* WHAT THE EXERCISE ASKS *
The entries are to be returned exactly, with images left out.

Data excerpts:

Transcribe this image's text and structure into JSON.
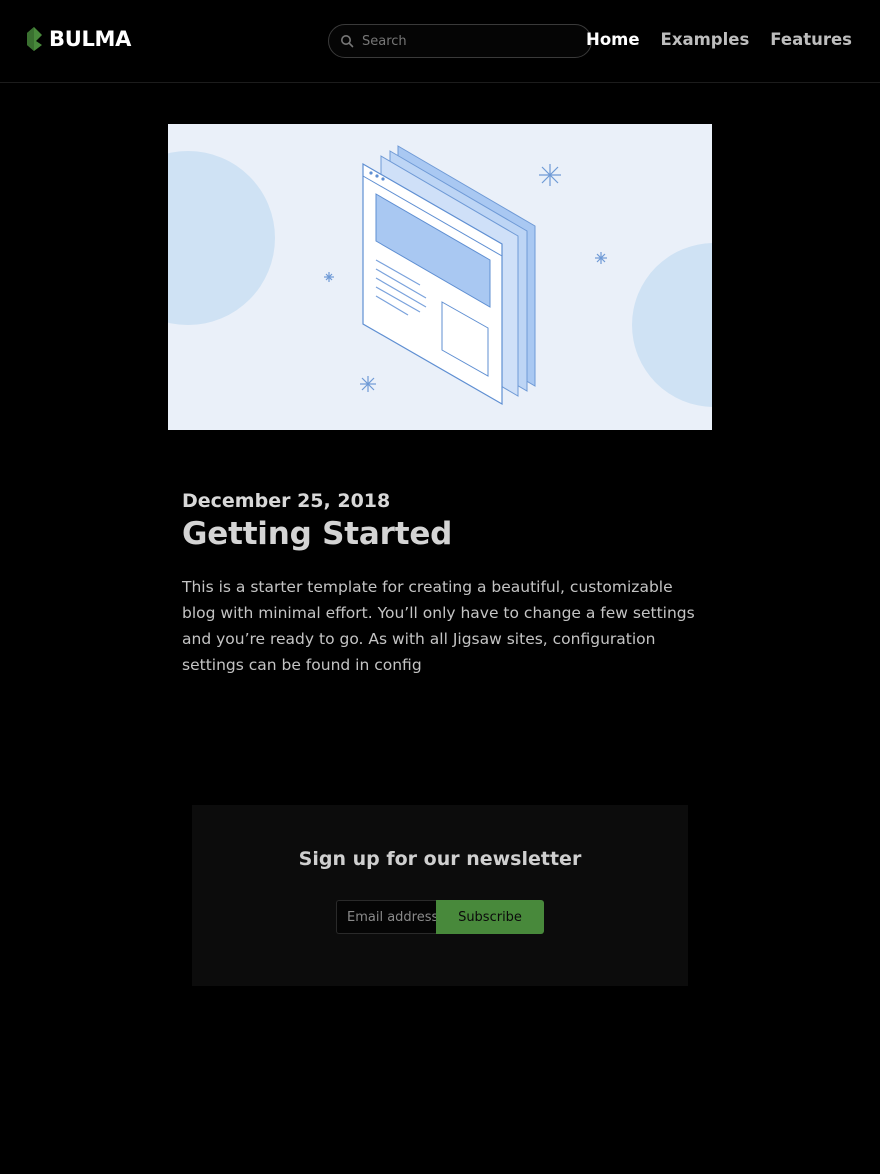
{
  "brand": {
    "name": "BULMA",
    "logo_icon": "bulma-leaf-icon",
    "logo_color": "#48893b"
  },
  "search": {
    "placeholder": "Search",
    "icon": "search-icon"
  },
  "nav": {
    "items": [
      {
        "label": "Home",
        "active": true
      },
      {
        "label": "Examples"
      },
      {
        "label": "Features"
      }
    ]
  },
  "hero": {
    "illustration": "browser-windows-illustration",
    "background": "#eaf0f9"
  },
  "post": {
    "date": "December 25, 2018",
    "title": "Getting Started",
    "excerpt": "This is a starter template for creating a beautiful, customizable blog with minimal effort. You’ll only have to change a few settings and you’re ready to go. As with all Jigsaw sites, configuration settings can be found in config"
  },
  "newsletter": {
    "title": "Sign up for our newsletter",
    "email_placeholder": "Email address",
    "button_label": "Subscribe",
    "button_color": "#48893b"
  }
}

* RESULT OF THE EXERCISE *
Transcribe this image's text and structure into JSON.
{
  "brand": {
    "name": "BULMA",
    "logo_icon": "bulma-leaf-icon",
    "logo_color": "#48893b"
  },
  "search": {
    "placeholder": "Search",
    "icon": "search-icon"
  },
  "nav": {
    "items": [
      {
        "label": "Home",
        "active": true
      },
      {
        "label": "Examples"
      },
      {
        "label": "Features"
      }
    ]
  },
  "hero": {
    "illustration": "browser-windows-illustration",
    "background": "#eaf0f9"
  },
  "post": {
    "date": "December 25, 2018",
    "title": "Getting Started",
    "excerpt": "This is a starter template for creating a beautiful, customizable blog with minimal effort. You’ll only have to change a few settings and you’re ready to go. As with all Jigsaw sites, configuration settings can be found in config"
  },
  "newsletter": {
    "title": "Sign up for our newsletter",
    "email_placeholder": "Email address",
    "button_label": "Subscribe",
    "button_color": "#48893b"
  }
}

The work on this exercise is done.